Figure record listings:
⁂
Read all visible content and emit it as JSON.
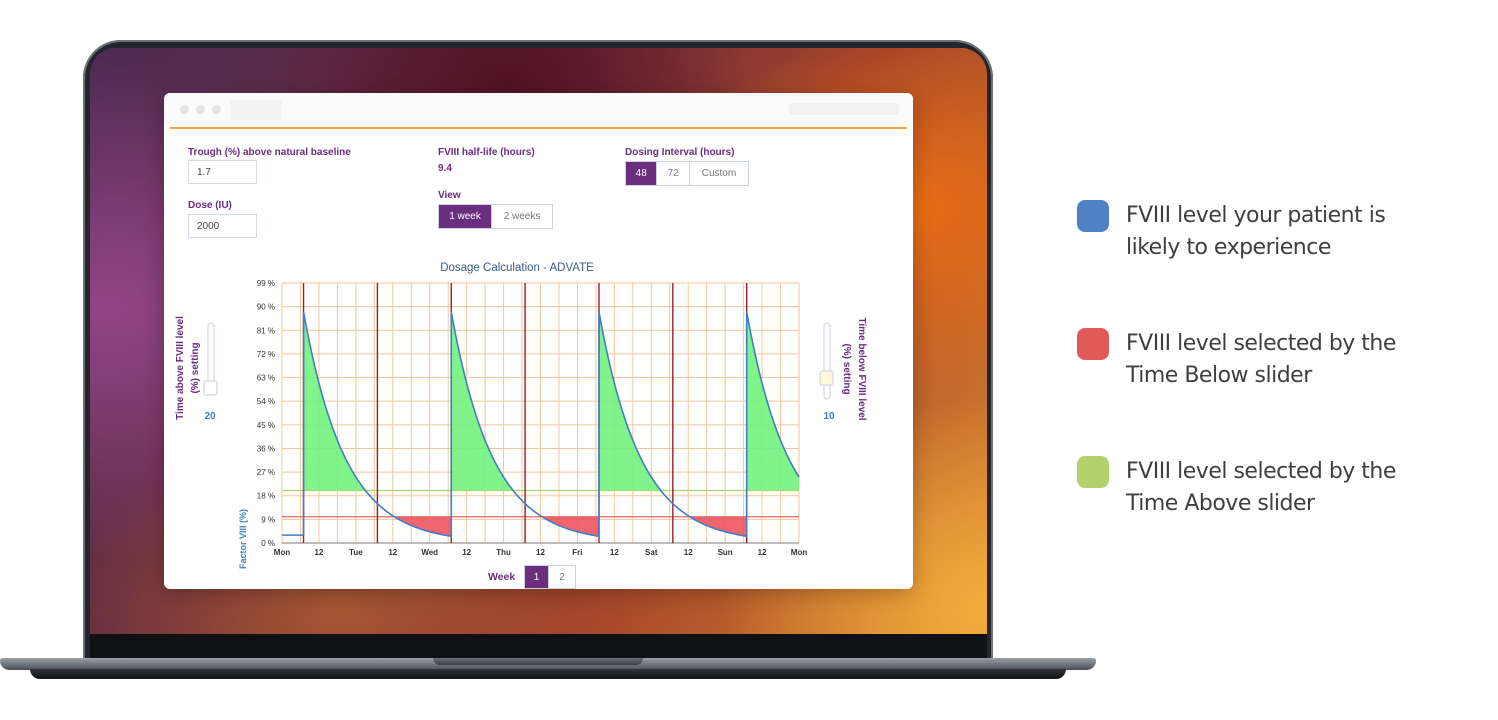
{
  "app": {
    "trough_label": "Trough (%) above natural baseline",
    "trough_value": "1.7",
    "dose_label": "Dose (IU)",
    "dose_value": "2000",
    "halflife_label": "FVIII half-life (hours)",
    "halflife_value": "9.4",
    "view_label": "View",
    "view_options": [
      "1 week",
      "2 weeks"
    ],
    "view_selected": "1 week",
    "interval_label": "Dosing Interval (hours)",
    "interval_options": [
      "48",
      "72",
      "Custom"
    ],
    "interval_selected": "48",
    "left_slider_label": "Time above FVIII level (%) setting",
    "left_slider_value": "20",
    "right_slider_label": "Time below FVIII level (%) setting",
    "right_slider_value": "10",
    "week_label": "Week",
    "week_options": [
      "1",
      "2"
    ],
    "week_selected": "1"
  },
  "legend": [
    {
      "text": "FVIII level your patient is likely to experience",
      "color": "#4f82c4"
    },
    {
      "text": "FVIII level selected by the Time Below slider",
      "color": "#e05a57"
    },
    {
      "text": "FVIII level selected by the Time Above slider",
      "color": "#b3d16b"
    }
  ],
  "chart_data": {
    "type": "line",
    "title": "Dosage Calculation - ADVATE",
    "ylabel": "Factor VIII (%)",
    "xlabel": "",
    "y_ticks": [
      "0 %",
      "9 %",
      "18 %",
      "27 %",
      "36 %",
      "45 %",
      "54 %",
      "63 %",
      "72 %",
      "81 %",
      "90 %",
      "99 %"
    ],
    "ylim": [
      0,
      99
    ],
    "x_ticks": [
      "Mon",
      "12",
      "Tue",
      "12",
      "Wed",
      "12",
      "Thu",
      "12",
      "Fri",
      "12",
      "Sat",
      "12",
      "Sun",
      "12",
      "Mon"
    ],
    "xlim_hours": [
      0,
      168
    ],
    "dose_times_hours": [
      7,
      55,
      103,
      151
    ],
    "dose_marker_hours": [
      7,
      31,
      55,
      79,
      103,
      127,
      151
    ],
    "peak_percent": 88,
    "trough_percent": 3,
    "half_life_hours": 9.4,
    "time_above_threshold_percent": 20,
    "time_below_threshold_percent": 10,
    "series": [
      {
        "name": "FVIII level",
        "color": "#3f7ec9"
      }
    ],
    "fill_above_color": "#72f27e",
    "fill_below_color": "#ef5461",
    "grid": true
  }
}
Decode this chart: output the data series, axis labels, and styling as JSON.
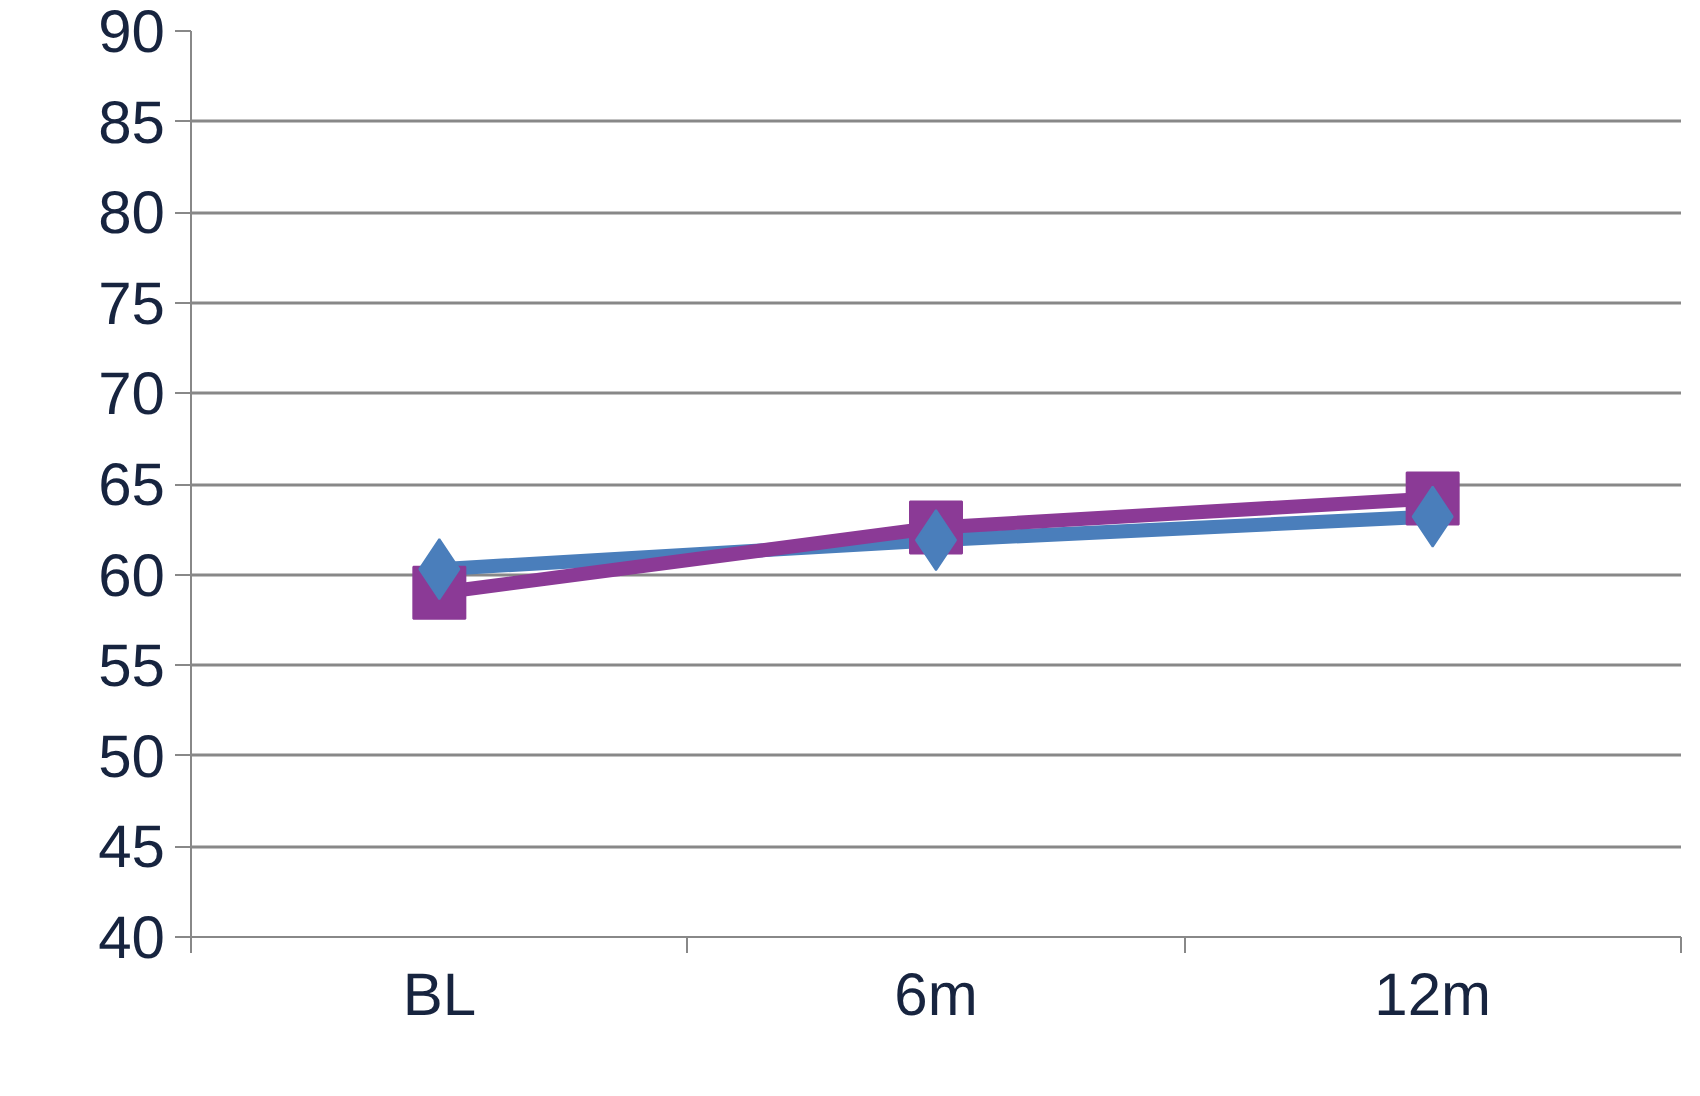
{
  "chart_data": {
    "type": "line",
    "categories": [
      "BL",
      "6m",
      "12m"
    ],
    "series": [
      {
        "color": "#4a7ebb",
        "values": [
          60.3,
          61.9,
          63.2
        ],
        "marker": "diamond"
      },
      {
        "color": "#8b3a96",
        "values": [
          59.0,
          62.6,
          64.2
        ],
        "marker": "square"
      }
    ],
    "ylim": [
      40,
      90
    ],
    "yticks": [
      40,
      45,
      50,
      55,
      60,
      65,
      70,
      75,
      80,
      85,
      90
    ],
    "grid": "y",
    "line_style": "solid"
  }
}
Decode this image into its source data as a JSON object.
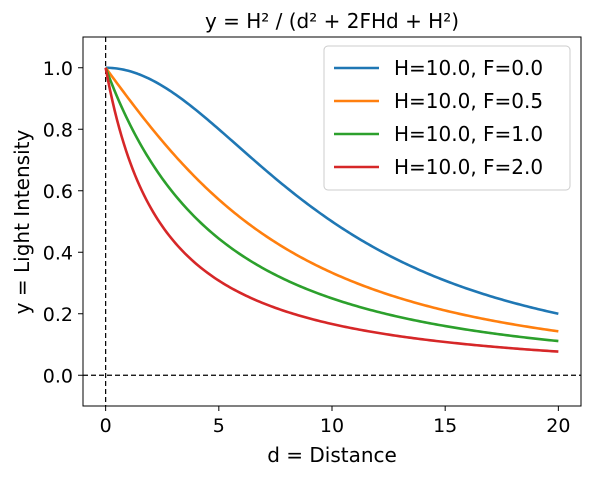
{
  "chart_data": {
    "type": "line",
    "title": "y = H² / (d² + 2FHd + H²)",
    "xlabel": "d = Distance",
    "ylabel": "y = Light Intensity",
    "xlim": [
      -1,
      21
    ],
    "ylim": [
      -0.1,
      1.1
    ],
    "xticks": [
      0,
      5,
      10,
      15,
      20
    ],
    "xtick_labels": [
      "0",
      "5",
      "10",
      "15",
      "20"
    ],
    "yticks": [
      0.0,
      0.2,
      0.4,
      0.6,
      0.8,
      1.0
    ],
    "ytick_labels": [
      "0.0",
      "0.2",
      "0.4",
      "0.6",
      "0.8",
      "1.0"
    ],
    "grid": false,
    "legend_position": "top-right",
    "reference_lines": [
      {
        "orientation": "horizontal",
        "value": 0,
        "style": "dashed",
        "color": "#000000"
      },
      {
        "orientation": "vertical",
        "value": 0,
        "style": "dashed",
        "color": "#000000"
      }
    ],
    "x": [
      0,
      1,
      2,
      3,
      4,
      5,
      6,
      7,
      8,
      9,
      10,
      11,
      12,
      13,
      14,
      15,
      16,
      17,
      18,
      19,
      20
    ],
    "series": [
      {
        "name": "H=10.0, F=0.0",
        "color": "#1f77b4",
        "values": [
          1.0,
          0.99,
          0.962,
          0.917,
          0.862,
          0.8,
          0.735,
          0.671,
          0.61,
          0.552,
          0.5,
          0.452,
          0.41,
          0.372,
          0.338,
          0.308,
          0.281,
          0.257,
          0.236,
          0.217,
          0.2
        ]
      },
      {
        "name": "H=10.0, F=0.5",
        "color": "#ff7f0e",
        "values": [
          1.0,
          0.901,
          0.806,
          0.719,
          0.641,
          0.571,
          0.51,
          0.457,
          0.41,
          0.369,
          0.333,
          0.302,
          0.274,
          0.25,
          0.228,
          0.209,
          0.192,
          0.177,
          0.164,
          0.152,
          0.143
        ]
      },
      {
        "name": "H=10.0, F=1.0",
        "color": "#2ca02c",
        "values": [
          1.0,
          0.826,
          0.694,
          0.592,
          0.51,
          0.444,
          0.391,
          0.346,
          0.309,
          0.277,
          0.25,
          0.227,
          0.207,
          0.189,
          0.174,
          0.16,
          0.148,
          0.137,
          0.128,
          0.119,
          0.111
        ]
      },
      {
        "name": "H=10.0, F=2.0",
        "color": "#d62728",
        "values": [
          1.0,
          0.704,
          0.532,
          0.422,
          0.347,
          0.292,
          0.251,
          0.219,
          0.194,
          0.173,
          0.156,
          0.142,
          0.129,
          0.119,
          0.109,
          0.101,
          0.094,
          0.088,
          0.082,
          0.077,
          0.073
        ]
      }
    ]
  }
}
⁂
__TASK__:
Reproduce the data above in full, exactly as it is, with the pictures left out.

__SOLUTION TO THIS PROBLEM__:
Read all visible content and emit it as JSON.
{
  "app": {
    "trough_label": "Trough (%) above natural baseline",
    "trough_value": "1.7",
    "dose_label": "Dose (IU)",
    "dose_value": "2000",
    "halflife_label": "FVIII half-life (hours)",
    "halflife_value": "9.4",
    "view_label": "View",
    "view_options": [
      "1 week",
      "2 weeks"
    ],
    "view_selected": "1 week",
    "interval_label": "Dosing Interval (hours)",
    "interval_options": [
      "48",
      "72",
      "Custom"
    ],
    "interval_selected": "48",
    "left_slider_label": "Time above FVIII level (%) setting",
    "left_slider_value": "20",
    "right_slider_label": "Time below FVIII level (%) setting",
    "right_slider_value": "10",
    "week_label": "Week",
    "week_options": [
      "1",
      "2"
    ],
    "week_selected": "1"
  },
  "legend": [
    {
      "text": "FVIII level your patient is likely to experience",
      "color": "#4f82c4"
    },
    {
      "text": "FVIII level selected by the Time Below slider",
      "color": "#e05a57"
    },
    {
      "text": "FVIII level selected by the Time Above slider",
      "color": "#b3d16b"
    }
  ],
  "chart_data": {
    "type": "line",
    "title": "Dosage Calculation - ADVATE",
    "ylabel": "Factor VIII (%)",
    "xlabel": "",
    "y_ticks": [
      "0 %",
      "9 %",
      "18 %",
      "27 %",
      "36 %",
      "45 %",
      "54 %",
      "63 %",
      "72 %",
      "81 %",
      "90 %",
      "99 %"
    ],
    "ylim": [
      0,
      99
    ],
    "x_ticks": [
      "Mon",
      "12",
      "Tue",
      "12",
      "Wed",
      "12",
      "Thu",
      "12",
      "Fri",
      "12",
      "Sat",
      "12",
      "Sun",
      "12",
      "Mon"
    ],
    "xlim_hours": [
      0,
      168
    ],
    "dose_times_hours": [
      7,
      55,
      103,
      151
    ],
    "dose_marker_hours": [
      7,
      31,
      55,
      79,
      103,
      127,
      151
    ],
    "peak_percent": 88,
    "trough_percent": 3,
    "half_life_hours": 9.4,
    "time_above_threshold_percent": 20,
    "time_below_threshold_percent": 10,
    "series": [
      {
        "name": "FVIII level",
        "color": "#3f7ec9"
      }
    ],
    "fill_above_color": "#72f27e",
    "fill_below_color": "#ef5461",
    "grid": true
  }
}
Decode this chart: output the data series, axis labels, and styling as JSON.
{
  "chart_data": {
    "type": "line",
    "categories": [
      "BL",
      "6m",
      "12m"
    ],
    "series": [
      {
        "color": "#4a7ebb",
        "values": [
          60.3,
          61.9,
          63.2
        ],
        "marker": "diamond"
      },
      {
        "color": "#8b3a96",
        "values": [
          59.0,
          62.6,
          64.2
        ],
        "marker": "square"
      }
    ],
    "ylim": [
      40,
      90
    ],
    "yticks": [
      40,
      45,
      50,
      55,
      60,
      65,
      70,
      75,
      80,
      85,
      90
    ],
    "grid": "y",
    "line_style": "solid"
  }
}
Decode this image into its source data as a JSON object.
{
  "chart_data": {
    "type": "line",
    "title": "y = H² / (d² + 2FHd + H²)",
    "xlabel": "d = Distance",
    "ylabel": "y = Light Intensity",
    "xlim": [
      -1,
      21
    ],
    "ylim": [
      -0.1,
      1.1
    ],
    "xticks": [
      0,
      5,
      10,
      15,
      20
    ],
    "xtick_labels": [
      "0",
      "5",
      "10",
      "15",
      "20"
    ],
    "yticks": [
      0.0,
      0.2,
      0.4,
      0.6,
      0.8,
      1.0
    ],
    "ytick_labels": [
      "0.0",
      "0.2",
      "0.4",
      "0.6",
      "0.8",
      "1.0"
    ],
    "grid": false,
    "legend_position": "top-right",
    "reference_lines": [
      {
        "orientation": "horizontal",
        "value": 0,
        "style": "dashed",
        "color": "#000000"
      },
      {
        "orientation": "vertical",
        "value": 0,
        "style": "dashed",
        "color": "#000000"
      }
    ],
    "x": [
      0,
      1,
      2,
      3,
      4,
      5,
      6,
      7,
      8,
      9,
      10,
      11,
      12,
      13,
      14,
      15,
      16,
      17,
      18,
      19,
      20
    ],
    "series": [
      {
        "name": "H=10.0, F=0.0",
        "color": "#1f77b4",
        "values": [
          1.0,
          0.99,
          0.962,
          0.917,
          0.862,
          0.8,
          0.735,
          0.671,
          0.61,
          0.552,
          0.5,
          0.452,
          0.41,
          0.372,
          0.338,
          0.308,
          0.281,
          0.257,
          0.236,
          0.217,
          0.2
        ]
      },
      {
        "name": "H=10.0, F=0.5",
        "color": "#ff7f0e",
        "values": [
          1.0,
          0.901,
          0.806,
          0.719,
          0.641,
          0.571,
          0.51,
          0.457,
          0.41,
          0.369,
          0.333,
          0.302,
          0.274,
          0.25,
          0.228,
          0.209,
          0.192,
          0.177,
          0.164,
          0.152,
          0.143
        ]
      },
      {
        "name": "H=10.0, F=1.0",
        "color": "#2ca02c",
        "values": [
          1.0,
          0.826,
          0.694,
          0.592,
          0.51,
          0.444,
          0.391,
          0.346,
          0.309,
          0.277,
          0.25,
          0.227,
          0.207,
          0.189,
          0.174,
          0.16,
          0.148,
          0.137,
          0.128,
          0.119,
          0.111
        ]
      },
      {
        "name": "H=10.0, F=2.0",
        "color": "#d62728",
        "values": [
          1.0,
          0.704,
          0.532,
          0.422,
          0.347,
          0.292,
          0.251,
          0.219,
          0.194,
          0.173,
          0.156,
          0.142,
          0.129,
          0.119,
          0.109,
          0.101,
          0.094,
          0.088,
          0.082,
          0.077,
          0.073
        ]
      }
    ]
  }
}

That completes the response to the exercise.